--- BEGIN Extracted material ---

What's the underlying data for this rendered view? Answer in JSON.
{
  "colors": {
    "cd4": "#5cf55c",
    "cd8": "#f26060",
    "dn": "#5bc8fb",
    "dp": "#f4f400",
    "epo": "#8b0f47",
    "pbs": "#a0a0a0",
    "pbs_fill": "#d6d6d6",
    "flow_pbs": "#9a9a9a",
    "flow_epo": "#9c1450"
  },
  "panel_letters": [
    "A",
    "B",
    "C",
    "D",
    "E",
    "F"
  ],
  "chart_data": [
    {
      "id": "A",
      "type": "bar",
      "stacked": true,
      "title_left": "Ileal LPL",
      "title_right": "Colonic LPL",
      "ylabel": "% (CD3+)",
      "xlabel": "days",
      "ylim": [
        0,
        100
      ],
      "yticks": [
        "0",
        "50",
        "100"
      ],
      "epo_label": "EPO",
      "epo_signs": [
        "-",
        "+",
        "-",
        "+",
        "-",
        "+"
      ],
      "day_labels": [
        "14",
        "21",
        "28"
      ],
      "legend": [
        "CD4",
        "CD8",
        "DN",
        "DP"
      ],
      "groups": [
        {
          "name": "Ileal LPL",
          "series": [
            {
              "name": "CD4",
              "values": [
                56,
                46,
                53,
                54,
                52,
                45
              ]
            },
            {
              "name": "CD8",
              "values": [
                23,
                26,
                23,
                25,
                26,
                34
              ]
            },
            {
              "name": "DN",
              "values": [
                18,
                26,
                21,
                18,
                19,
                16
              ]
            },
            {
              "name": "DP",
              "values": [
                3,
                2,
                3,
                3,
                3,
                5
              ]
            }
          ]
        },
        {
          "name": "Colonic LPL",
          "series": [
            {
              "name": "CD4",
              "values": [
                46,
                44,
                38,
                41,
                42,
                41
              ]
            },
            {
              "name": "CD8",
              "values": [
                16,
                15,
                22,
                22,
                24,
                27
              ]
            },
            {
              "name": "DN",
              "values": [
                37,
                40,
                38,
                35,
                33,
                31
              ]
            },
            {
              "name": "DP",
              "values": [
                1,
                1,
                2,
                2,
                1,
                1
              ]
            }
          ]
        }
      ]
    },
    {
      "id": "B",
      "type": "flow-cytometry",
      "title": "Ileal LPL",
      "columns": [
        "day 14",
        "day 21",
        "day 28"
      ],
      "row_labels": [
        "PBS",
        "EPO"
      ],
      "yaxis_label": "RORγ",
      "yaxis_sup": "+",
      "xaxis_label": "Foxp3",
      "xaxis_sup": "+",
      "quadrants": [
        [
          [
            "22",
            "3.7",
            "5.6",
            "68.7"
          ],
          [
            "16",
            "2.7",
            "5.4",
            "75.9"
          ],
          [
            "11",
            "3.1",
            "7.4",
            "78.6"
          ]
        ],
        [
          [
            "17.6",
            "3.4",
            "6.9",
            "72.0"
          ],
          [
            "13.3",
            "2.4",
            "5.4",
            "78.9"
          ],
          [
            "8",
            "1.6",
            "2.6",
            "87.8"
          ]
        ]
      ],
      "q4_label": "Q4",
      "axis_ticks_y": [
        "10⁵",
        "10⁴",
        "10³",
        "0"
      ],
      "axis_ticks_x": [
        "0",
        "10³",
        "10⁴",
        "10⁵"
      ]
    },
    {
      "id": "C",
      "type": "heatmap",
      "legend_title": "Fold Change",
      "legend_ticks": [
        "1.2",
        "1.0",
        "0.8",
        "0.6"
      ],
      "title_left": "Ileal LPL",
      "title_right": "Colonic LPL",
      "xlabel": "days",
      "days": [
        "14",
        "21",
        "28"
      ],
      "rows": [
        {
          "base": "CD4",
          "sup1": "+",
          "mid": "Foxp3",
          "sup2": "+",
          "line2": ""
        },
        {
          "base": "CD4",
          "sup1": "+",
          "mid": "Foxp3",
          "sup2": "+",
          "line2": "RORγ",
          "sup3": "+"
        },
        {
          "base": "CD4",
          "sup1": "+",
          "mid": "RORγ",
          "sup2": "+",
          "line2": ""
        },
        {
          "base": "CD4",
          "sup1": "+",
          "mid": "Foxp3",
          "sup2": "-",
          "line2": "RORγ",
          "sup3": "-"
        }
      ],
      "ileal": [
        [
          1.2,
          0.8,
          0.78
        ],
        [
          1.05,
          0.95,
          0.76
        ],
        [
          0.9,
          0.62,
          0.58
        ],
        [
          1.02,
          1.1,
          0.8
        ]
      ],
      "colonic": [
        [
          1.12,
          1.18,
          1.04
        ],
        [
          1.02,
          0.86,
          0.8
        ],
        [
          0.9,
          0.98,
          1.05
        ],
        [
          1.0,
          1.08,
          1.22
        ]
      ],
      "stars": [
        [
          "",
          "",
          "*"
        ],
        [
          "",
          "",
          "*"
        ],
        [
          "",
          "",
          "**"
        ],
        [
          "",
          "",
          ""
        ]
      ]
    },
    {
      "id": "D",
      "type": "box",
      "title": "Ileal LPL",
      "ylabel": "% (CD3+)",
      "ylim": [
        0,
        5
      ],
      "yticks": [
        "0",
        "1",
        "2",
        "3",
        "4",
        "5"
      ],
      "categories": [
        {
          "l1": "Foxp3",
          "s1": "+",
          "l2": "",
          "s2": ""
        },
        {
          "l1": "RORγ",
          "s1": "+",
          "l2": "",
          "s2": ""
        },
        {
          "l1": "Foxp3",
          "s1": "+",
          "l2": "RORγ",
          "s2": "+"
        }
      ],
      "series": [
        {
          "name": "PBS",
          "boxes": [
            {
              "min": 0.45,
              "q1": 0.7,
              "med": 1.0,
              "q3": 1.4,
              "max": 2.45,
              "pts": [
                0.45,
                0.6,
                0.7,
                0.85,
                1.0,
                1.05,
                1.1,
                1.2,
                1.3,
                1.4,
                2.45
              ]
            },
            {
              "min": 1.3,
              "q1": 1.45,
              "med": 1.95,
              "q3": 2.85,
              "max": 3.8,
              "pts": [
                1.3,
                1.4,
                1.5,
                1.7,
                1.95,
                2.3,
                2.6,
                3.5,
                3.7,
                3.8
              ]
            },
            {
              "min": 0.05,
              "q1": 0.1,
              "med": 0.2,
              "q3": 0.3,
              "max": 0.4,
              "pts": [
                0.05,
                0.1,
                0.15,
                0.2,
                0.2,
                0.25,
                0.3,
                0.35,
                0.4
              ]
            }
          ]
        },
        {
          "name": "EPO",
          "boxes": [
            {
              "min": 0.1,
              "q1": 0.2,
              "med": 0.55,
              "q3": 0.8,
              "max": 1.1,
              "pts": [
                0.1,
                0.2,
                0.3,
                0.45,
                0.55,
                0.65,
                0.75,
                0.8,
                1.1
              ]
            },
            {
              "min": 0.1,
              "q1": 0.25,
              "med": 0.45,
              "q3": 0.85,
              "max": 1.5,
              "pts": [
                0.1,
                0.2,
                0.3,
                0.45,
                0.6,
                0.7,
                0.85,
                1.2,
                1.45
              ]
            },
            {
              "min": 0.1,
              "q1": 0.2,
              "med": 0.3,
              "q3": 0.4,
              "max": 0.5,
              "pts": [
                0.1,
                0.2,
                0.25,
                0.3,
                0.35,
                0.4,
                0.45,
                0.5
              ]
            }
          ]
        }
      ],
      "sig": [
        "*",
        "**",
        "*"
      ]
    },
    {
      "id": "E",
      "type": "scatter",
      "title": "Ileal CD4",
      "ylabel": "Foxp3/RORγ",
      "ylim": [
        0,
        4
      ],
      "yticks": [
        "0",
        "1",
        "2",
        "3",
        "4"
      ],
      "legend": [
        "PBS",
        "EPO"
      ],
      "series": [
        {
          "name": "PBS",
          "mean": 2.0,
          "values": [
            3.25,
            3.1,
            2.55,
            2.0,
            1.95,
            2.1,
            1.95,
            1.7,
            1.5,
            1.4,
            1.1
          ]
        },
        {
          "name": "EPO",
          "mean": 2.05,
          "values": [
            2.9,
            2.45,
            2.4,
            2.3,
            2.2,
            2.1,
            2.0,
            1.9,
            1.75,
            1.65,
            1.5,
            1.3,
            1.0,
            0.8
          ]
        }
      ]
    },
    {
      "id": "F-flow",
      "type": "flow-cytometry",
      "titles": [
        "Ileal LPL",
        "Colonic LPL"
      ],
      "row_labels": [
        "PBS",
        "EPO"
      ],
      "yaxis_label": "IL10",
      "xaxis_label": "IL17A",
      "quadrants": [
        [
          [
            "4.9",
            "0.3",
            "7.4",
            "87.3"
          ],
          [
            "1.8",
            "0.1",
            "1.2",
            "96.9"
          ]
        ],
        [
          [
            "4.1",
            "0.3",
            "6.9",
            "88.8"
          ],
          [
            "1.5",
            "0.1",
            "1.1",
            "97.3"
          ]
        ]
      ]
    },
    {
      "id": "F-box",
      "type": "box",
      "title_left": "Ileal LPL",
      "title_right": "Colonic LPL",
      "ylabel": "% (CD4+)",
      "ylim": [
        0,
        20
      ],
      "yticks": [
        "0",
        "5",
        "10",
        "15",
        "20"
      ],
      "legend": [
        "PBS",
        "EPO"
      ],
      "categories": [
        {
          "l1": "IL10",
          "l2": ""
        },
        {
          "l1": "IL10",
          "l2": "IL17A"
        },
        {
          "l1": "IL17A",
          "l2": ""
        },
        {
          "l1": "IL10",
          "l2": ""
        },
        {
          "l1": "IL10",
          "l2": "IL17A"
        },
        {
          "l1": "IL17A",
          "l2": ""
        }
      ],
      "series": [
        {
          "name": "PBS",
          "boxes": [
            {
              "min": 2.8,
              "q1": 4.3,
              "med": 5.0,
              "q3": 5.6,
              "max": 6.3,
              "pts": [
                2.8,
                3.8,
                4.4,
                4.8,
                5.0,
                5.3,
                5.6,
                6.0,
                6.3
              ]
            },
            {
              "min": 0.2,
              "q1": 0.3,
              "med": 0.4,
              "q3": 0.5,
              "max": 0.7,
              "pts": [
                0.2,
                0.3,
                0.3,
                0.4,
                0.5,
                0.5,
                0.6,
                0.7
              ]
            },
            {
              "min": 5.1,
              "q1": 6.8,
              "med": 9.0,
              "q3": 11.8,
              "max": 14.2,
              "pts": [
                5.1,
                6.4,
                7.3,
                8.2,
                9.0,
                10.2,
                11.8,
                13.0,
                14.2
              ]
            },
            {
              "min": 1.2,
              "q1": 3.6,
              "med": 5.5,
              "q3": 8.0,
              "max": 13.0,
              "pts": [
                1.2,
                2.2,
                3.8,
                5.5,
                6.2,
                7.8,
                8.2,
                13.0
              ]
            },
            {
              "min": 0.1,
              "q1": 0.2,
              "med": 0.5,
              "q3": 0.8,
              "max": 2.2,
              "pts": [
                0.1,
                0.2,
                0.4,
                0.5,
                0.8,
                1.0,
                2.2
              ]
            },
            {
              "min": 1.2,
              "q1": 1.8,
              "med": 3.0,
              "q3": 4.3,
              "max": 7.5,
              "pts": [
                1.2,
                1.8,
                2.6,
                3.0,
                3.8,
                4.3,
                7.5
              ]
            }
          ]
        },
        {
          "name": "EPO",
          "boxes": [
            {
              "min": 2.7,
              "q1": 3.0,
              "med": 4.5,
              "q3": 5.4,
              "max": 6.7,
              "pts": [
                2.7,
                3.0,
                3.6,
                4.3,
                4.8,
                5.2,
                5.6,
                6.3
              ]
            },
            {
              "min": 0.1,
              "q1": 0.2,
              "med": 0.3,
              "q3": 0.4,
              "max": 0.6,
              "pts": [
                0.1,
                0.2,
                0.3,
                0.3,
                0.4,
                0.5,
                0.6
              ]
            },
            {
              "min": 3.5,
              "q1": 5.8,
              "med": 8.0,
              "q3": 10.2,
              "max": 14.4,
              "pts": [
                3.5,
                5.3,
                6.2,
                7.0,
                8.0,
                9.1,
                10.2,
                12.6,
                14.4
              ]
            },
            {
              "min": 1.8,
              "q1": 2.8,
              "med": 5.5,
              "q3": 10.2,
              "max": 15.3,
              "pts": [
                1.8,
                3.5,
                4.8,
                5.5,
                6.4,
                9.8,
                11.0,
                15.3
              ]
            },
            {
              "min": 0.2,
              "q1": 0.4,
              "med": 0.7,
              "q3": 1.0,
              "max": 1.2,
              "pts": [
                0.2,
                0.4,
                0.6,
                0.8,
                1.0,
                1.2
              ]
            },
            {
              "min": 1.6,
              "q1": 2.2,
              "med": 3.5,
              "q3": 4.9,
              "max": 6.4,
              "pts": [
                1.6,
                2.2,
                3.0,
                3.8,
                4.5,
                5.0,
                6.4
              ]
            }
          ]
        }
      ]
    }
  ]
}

--- END Extracted material ---

Only the number is wanted: how many lines above include the word "RORγ"?

7